===== RECORDS
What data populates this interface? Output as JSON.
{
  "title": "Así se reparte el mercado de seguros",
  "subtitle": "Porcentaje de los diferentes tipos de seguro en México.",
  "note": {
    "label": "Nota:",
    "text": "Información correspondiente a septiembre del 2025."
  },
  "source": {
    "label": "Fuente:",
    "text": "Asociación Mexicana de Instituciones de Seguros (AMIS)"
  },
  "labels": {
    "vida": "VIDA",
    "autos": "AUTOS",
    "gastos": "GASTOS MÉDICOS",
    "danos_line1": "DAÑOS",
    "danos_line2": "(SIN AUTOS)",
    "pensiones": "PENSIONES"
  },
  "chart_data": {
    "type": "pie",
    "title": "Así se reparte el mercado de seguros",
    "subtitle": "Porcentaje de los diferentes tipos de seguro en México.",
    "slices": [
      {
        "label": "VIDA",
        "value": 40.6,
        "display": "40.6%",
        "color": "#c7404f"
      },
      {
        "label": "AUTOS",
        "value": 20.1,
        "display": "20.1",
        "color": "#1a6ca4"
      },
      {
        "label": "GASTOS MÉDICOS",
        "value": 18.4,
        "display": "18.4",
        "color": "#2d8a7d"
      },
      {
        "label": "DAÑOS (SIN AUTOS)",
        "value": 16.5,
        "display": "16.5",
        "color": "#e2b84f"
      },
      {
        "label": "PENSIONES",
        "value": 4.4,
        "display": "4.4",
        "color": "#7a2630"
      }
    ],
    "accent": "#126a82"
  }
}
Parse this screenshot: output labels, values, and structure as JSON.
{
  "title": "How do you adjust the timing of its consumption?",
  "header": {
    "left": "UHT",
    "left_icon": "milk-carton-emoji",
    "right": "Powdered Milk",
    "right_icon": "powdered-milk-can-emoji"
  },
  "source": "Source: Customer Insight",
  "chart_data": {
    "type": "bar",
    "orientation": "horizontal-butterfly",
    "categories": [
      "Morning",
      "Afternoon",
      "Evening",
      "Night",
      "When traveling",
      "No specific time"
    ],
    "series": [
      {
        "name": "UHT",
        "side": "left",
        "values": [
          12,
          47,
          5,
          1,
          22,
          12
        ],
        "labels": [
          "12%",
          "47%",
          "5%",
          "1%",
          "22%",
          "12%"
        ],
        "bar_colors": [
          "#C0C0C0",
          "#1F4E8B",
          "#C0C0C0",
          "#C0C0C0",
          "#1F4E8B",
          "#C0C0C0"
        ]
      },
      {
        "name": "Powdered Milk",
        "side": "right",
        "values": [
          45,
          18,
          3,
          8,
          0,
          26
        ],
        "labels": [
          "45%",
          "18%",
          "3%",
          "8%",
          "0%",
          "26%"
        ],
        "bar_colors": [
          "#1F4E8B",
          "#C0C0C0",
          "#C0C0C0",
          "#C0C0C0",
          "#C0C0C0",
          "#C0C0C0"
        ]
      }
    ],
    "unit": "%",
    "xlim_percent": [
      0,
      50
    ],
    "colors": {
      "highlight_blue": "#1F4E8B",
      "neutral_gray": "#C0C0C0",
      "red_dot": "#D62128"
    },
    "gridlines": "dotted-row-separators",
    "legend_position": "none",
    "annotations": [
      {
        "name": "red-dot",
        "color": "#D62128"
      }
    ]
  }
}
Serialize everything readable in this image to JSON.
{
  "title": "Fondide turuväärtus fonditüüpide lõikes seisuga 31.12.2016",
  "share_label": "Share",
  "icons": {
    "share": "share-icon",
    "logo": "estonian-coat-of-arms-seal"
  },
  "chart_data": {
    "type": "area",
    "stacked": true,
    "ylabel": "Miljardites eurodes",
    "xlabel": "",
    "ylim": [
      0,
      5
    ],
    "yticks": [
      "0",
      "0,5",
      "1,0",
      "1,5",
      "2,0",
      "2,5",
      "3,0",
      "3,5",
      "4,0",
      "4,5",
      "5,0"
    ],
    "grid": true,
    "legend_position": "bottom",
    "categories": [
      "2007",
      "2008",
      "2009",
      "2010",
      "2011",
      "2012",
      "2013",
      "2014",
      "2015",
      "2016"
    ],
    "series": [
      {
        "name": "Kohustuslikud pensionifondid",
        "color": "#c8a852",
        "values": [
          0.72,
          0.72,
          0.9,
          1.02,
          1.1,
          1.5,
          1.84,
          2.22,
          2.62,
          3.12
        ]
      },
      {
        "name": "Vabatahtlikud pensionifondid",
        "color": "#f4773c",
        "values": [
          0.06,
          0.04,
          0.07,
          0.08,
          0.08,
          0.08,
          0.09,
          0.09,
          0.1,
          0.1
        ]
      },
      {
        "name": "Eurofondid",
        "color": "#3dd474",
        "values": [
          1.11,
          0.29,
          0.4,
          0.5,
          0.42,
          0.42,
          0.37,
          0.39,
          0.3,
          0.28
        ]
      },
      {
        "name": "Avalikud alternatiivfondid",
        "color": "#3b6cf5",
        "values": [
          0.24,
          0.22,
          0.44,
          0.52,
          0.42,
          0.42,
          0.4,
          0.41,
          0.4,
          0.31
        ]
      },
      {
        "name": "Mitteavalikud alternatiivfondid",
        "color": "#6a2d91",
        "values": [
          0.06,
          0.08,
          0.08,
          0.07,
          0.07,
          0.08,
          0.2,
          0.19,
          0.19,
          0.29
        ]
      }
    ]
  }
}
==========
WHAT IS NEEDED: All the data must be duplicated exactly, with nothing added or removed.

SOLUTION TO THE PROBLEM:
What data populates this interface? Output as JSON.
{
  "title": "Así se reparte el mercado de seguros",
  "subtitle": "Porcentaje de los diferentes tipos de seguro en México.",
  "note": {
    "label": "Nota:",
    "text": "Información correspondiente a septiembre del 2025."
  },
  "source": {
    "label": "Fuente:",
    "text": "Asociación Mexicana de Instituciones de Seguros (AMIS)"
  },
  "labels": {
    "vida": "VIDA",
    "autos": "AUTOS",
    "gastos": "GASTOS MÉDICOS",
    "danos_line1": "DAÑOS",
    "danos_line2": "(SIN AUTOS)",
    "pensiones": "PENSIONES"
  },
  "chart_data": {
    "type": "pie",
    "title": "Así se reparte el mercado de seguros",
    "subtitle": "Porcentaje de los diferentes tipos de seguro en México.",
    "slices": [
      {
        "label": "VIDA",
        "value": 40.6,
        "display": "40.6%",
        "color": "#c7404f"
      },
      {
        "label": "AUTOS",
        "value": 20.1,
        "display": "20.1",
        "color": "#1a6ca4"
      },
      {
        "label": "GASTOS MÉDICOS",
        "value": 18.4,
        "display": "18.4",
        "color": "#2d8a7d"
      },
      {
        "label": "DAÑOS (SIN AUTOS)",
        "value": 16.5,
        "display": "16.5",
        "color": "#e2b84f"
      },
      {
        "label": "PENSIONES",
        "value": 4.4,
        "display": "4.4",
        "color": "#7a2630"
      }
    ],
    "accent": "#126a82"
  }
}
Parse this screenshot: output labels, values, and structure as JSON.
{
  "title": "How do you adjust the timing of its consumption?",
  "header": {
    "left": "UHT",
    "left_icon": "milk-carton-emoji",
    "right": "Powdered Milk",
    "right_icon": "powdered-milk-can-emoji"
  },
  "source": "Source: Customer Insight",
  "chart_data": {
    "type": "bar",
    "orientation": "horizontal-butterfly",
    "categories": [
      "Morning",
      "Afternoon",
      "Evening",
      "Night",
      "When traveling",
      "No specific time"
    ],
    "series": [
      {
        "name": "UHT",
        "side": "left",
        "values": [
          12,
          47,
          5,
          1,
          22,
          12
        ],
        "labels": [
          "12%",
          "47%",
          "5%",
          "1%",
          "22%",
          "12%"
        ],
        "bar_colors": [
          "#C0C0C0",
          "#1F4E8B",
          "#C0C0C0",
          "#C0C0C0",
          "#1F4E8B",
          "#C0C0C0"
        ]
      },
      {
        "name": "Powdered Milk",
        "side": "right",
        "values": [
          45,
          18,
          3,
          8,
          0,
          26
        ],
        "labels": [
          "45%",
          "18%",
          "3%",
          "8%",
          "0%",
          "26%"
        ],
        "bar_colors": [
          "#1F4E8B",
          "#C0C0C0",
          "#C0C0C0",
          "#C0C0C0",
          "#C0C0C0",
          "#C0C0C0"
        ]
      }
    ],
    "unit": "%",
    "xlim_percent": [
      0,
      50
    ],
    "colors": {
      "highlight_blue": "#1F4E8B",
      "neutral_gray": "#C0C0C0",
      "red_dot": "#D62128"
    },
    "gridlines": "dotted-row-separators",
    "legend_position": "none",
    "annotations": [
      {
        "name": "red-dot",
        "color": "#D62128"
      }
    ]
  }
}
Serialize everything readable in this image to JSON.
{
  "title": "Fondide turuväärtus fonditüüpide lõikes seisuga 31.12.2016",
  "share_label": "Share",
  "icons": {
    "share": "share-icon",
    "logo": "estonian-coat-of-arms-seal"
  },
  "chart_data": {
    "type": "area",
    "stacked": true,
    "ylabel": "Miljardites eurodes",
    "xlabel": "",
    "ylim": [
      0,
      5
    ],
    "yticks": [
      "0",
      "0,5",
      "1,0",
      "1,5",
      "2,0",
      "2,5",
      "3,0",
      "3,5",
      "4,0",
      "4,5",
      "5,0"
    ],
    "grid": true,
    "legend_position": "bottom",
    "categories": [
      "2007",
      "2008",
      "2009",
      "2010",
      "2011",
      "2012",
      "2013",
      "2014",
      "2015",
      "2016"
    ],
    "series": [
      {
        "name": "Kohustuslikud pensionifondid",
        "color": "#c8a852",
        "values": [
          0.72,
          0.72,
          0.9,
          1.02,
          1.1,
          1.5,
          1.84,
          2.22,
          2.62,
          3.12
        ]
      },
      {
        "name": "Vabatahtlikud pensionifondid",
        "color": "#f4773c",
        "values": [
          0.06,
          0.04,
          0.07,
          0.08,
          0.08,
          0.08,
          0.09,
          0.09,
          0.1,
          0.1
        ]
      },
      {
        "name": "Eurofondid",
        "color": "#3dd474",
        "values": [
          1.11,
          0.29,
          0.4,
          0.5,
          0.42,
          0.42,
          0.37,
          0.39,
          0.3,
          0.28
        ]
      },
      {
        "name": "Avalikud alternatiivfondid",
        "color": "#3b6cf5",
        "values": [
          0.24,
          0.22,
          0.44,
          0.52,
          0.42,
          0.42,
          0.4,
          0.41,
          0.4,
          0.31
        ]
      },
      {
        "name": "Mitteavalikud alternatiivfondid",
        "color": "#6a2d91",
        "values": [
          0.06,
          0.08,
          0.08,
          0.07,
          0.07,
          0.08,
          0.2,
          0.19,
          0.19,
          0.29
        ]
      }
    ]
  }
}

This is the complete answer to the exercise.